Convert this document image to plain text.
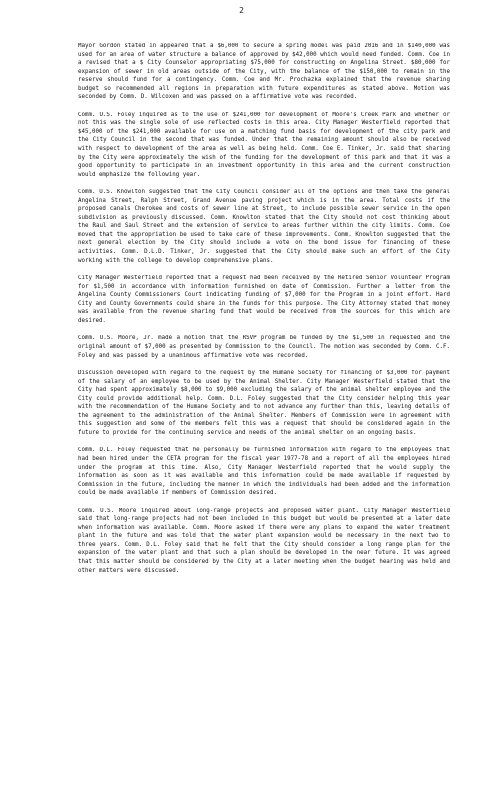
2

Mayor Gordon stated in appeared that a $6,000 to secure a spring model was paid 2016 and in $140,000 was used for an area of water structure a balance of approved by $42,000 which would need funded. Comm. Coe in a revised that a $ City Counselor appropriating $75,000 for constructing on Angelina Street. $80,000 for expansion of sewer in old areas outside of the City, with the balance of the $150,000 to remain in the reserve should fund for a contingency. Comm. Coe and Mr. Prochazka explained that the revenue sharing budget so recommended all regions in preparation with future expenditures as stated above. Motion was seconded by Comm. D. Wilcoxen and was passed on a affirmative vote was recorded.

Comm. U.S. Foley inquired as to the use of $241,000 for development of Moore's Creek Park and whether or not this was the single sole of use reflected costs in this area. City Manager Westerfield reported that $45,000 of the $241,000 available for use on a matching fund basis for development of the city park and the City Council in the second that was funded. Under that the remaining amount should also be received with respect to development of the area as well as being held. Comm. Coe E. Tinker, Jr. said that sharing by the City were approximately the wish of the funding for the development of this park and that it was a good opportunity to participate in an investment opportunity in this area and the current construction would emphasize the following year.

Comm. U.S. Knowlton suggested that the City Council consider all of the options and then take the general Angelina Street, Ralph Street, Grand Avenue paving project which is in the area. Total costs if the proposed canals Cherokee and costs of sewer line at Street, to include possible sewer service in the open subdivision as previously discussed. Comm. Knowlton stated that the City should not cost thinking about the Raul and Saul Street and the extension of service to areas further within the city limits. Comm. Coe moved that the appropriation be used to take care of these improvements. Comm. Knowlton suggested that the next general election by the City should include a vote on the bond issue for financing of these activities. Comm. D.L.D. Tinker, Jr. suggested that the City should make such an effort of the City working with the college to develop comprehensive plans.

City Manager Westerfield reported that a request had been received by the Retired Senior Volunteer Program for $1,500 in accordance with information furnished on date of Commission. Further a letter from the Angelina County Commissioners Court indicating funding of $7,000 for the Program in a joint effort. Hard City and County Governments could share in the funds for this purpose. The City Attorney stated that money was available from the revenue sharing fund that would be received from the sources for this which are desired.

Comm. U.S. Moore, Jr. made a motion that the RSVP program be funded by the $1,500 in requested and the original amount of $7,000 as presented by Commission to the Council. The motion was seconded by Comm. C.F. Foley and was passed by a unanimous affirmative vote was recorded.

Discussion developed with regard to the request by the Humane Society for financing of $3,000 for payment of the salary of an employee to be used by the Animal Shelter. City Manager Westerfield stated that the City had spent approximately $8,000 to $9,000 excluding the salary of the animal shelter employee and the City could provide additional help. Comm. D.L. Foley suggested that the City consider helping this year with the recommendation of the Humane Society and to not advance any further than this, leaving details of the agreement to the administration of the Animal Shelter. Members of Commission were in agreement with this suggestion and some of the members felt this was a request that should be considered again in the future to provide for the continuing service and needs of the animal shelter on an ongoing basis.

Comm. D.L. Foley requested that he personally be furnished information with regard to the employees that had been hired under the CETA program for the fiscal year 1977-78 and a report of all the employees hired under the program at this time. Also, City Manager Westerfield reported that he would supply the information as soon as it was available and this information could be made available if requested by Commission in the future, including the manner in which the individuals had been added and the information could be made available if members of Commission desired.

Comm. U.S. Moore inquired about long-range projects and proposed water plant. City Manager Westerfield said that long-range projects had not been included in this budget but would be presented at a later date when information was available. Comm. Moore asked if there were any plans to expand the water treatment plant in the future and was told that the water plant expansion would be necessary in the next two to three years. Comm. D.L. Foley said that he felt that the City should consider a long range plan for the expansion of the water plant and that such a plan should be developed in the near future. It was agreed that this matter should be considered by the City at a later meeting when the budget hearing was held and other matters were discussed.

────────────────────────────────────────

Work to be completed
Reproduce the whole listing word for word, setting aside any pictures.

Output for this exercise
Convert this document image to plain text.
2

Mayor Gordon stated in appeared that a $6,000 to secure a spring model was paid 2016 and in $140,000 was used for an area of water structure a balance of approved by $42,000 which would need funded. Comm. Coe in a revised that a $ City Counselor appropriating $75,000 for constructing on Angelina Street. $80,000 for expansion of sewer in old areas outside of the City, with the balance of the $150,000 to remain in the reserve should fund for a contingency. Comm. Coe and Mr. Prochazka explained that the revenue sharing budget so recommended all regions in preparation with future expenditures as stated above. Motion was seconded by Comm. D. Wilcoxen and was passed on a affirmative vote was recorded.

Comm. U.S. Foley inquired as to the use of $241,000 for development of Moore's Creek Park and whether or not this was the single sole of use reflected costs in this area. City Manager Westerfield reported that $45,000 of the $241,000 available for use on a matching fund basis for development of the city park and the City Council in the second that was funded. Under that the remaining amount should also be received with respect to development of the area as well as being held. Comm. Coe E. Tinker, Jr. said that sharing by the City were approximately the wish of the funding for the development of this park and that it was a good opportunity to participate in an investment opportunity in this area and the current construction would emphasize the following year.

Comm. U.S. Knowlton suggested that the City Council consider all of the options and then take the general Angelina Street, Ralph Street, Grand Avenue paving project which is in the area. Total costs if the proposed canals Cherokee and costs of sewer line at Street, to include possible sewer service in the open subdivision as previously discussed. Comm. Knowlton stated that the City should not cost thinking about the Raul and Saul Street and the extension of service to areas further within the city limits. Comm. Coe moved that the appropriation be used to take care of these improvements. Comm. Knowlton suggested that the next general election by the City should include a vote on the bond issue for financing of these activities. Comm. D.L.D. Tinker, Jr. suggested that the City should make such an effort of the City working with the college to develop comprehensive plans.

City Manager Westerfield reported that a request had been received by the Retired Senior Volunteer Program for $1,500 in accordance with information furnished on date of Commission. Further a letter from the Angelina County Commissioners Court indicating funding of $7,000 for the Program in a joint effort. Hard City and County Governments could share in the funds for this purpose. The City Attorney stated that money was available from the revenue sharing fund that would be received from the sources for this which are desired.

Comm. U.S. Moore, Jr. made a motion that the RSVP program be funded by the $1,500 in requested and the original amount of $7,000 as presented by Commission to the Council. The motion was seconded by Comm. C.F. Foley and was passed by a unanimous affirmative vote was recorded.

Discussion developed with regard to the request by the Humane Society for financing of $3,000 for payment of the salary of an employee to be used by the Animal Shelter. City Manager Westerfield stated that the City had spent approximately $8,000 to $9,000 excluding the salary of the animal shelter employee and the City could provide additional help. Comm. D.L. Foley suggested that the City consider helping this year with the recommendation of the Humane Society and to not advance any further than this, leaving details of the agreement to the administration of the Animal Shelter. Members of Commission were in agreement with this suggestion and some of the members felt this was a request that should be considered again in the future to provide for the continuing service and needs of the animal shelter on an ongoing basis.

Comm. D.L. Foley requested that he personally be furnished information with regard to the employees that had been hired under the CETA program for the fiscal year 1977-78 and a report of all the employees hired under the program at this time. Also, City Manager Westerfield reported that he would supply the information as soon as it was available and this information could be made available if requested by Commission in the future, including the manner in which the individuals had been added and the information could be made available if members of Commission desired.

Comm. U.S. Moore inquired about long-range projects and proposed water plant. City Manager Westerfield said that long-range projects had not been included in this budget but would be presented at a later date when information was available. Comm. Moore asked if there were any plans to expand the water treatment plant in the future and was told that the water plant expansion would be necessary in the next two to three years. Comm. D.L. Foley said that he felt that the City should consider a long range plan for the expansion of the water plant and that such a plan should be developed in the near future. It was agreed that this matter should be considered by the City at a later meeting when the budget hearing was held and other matters were discussed.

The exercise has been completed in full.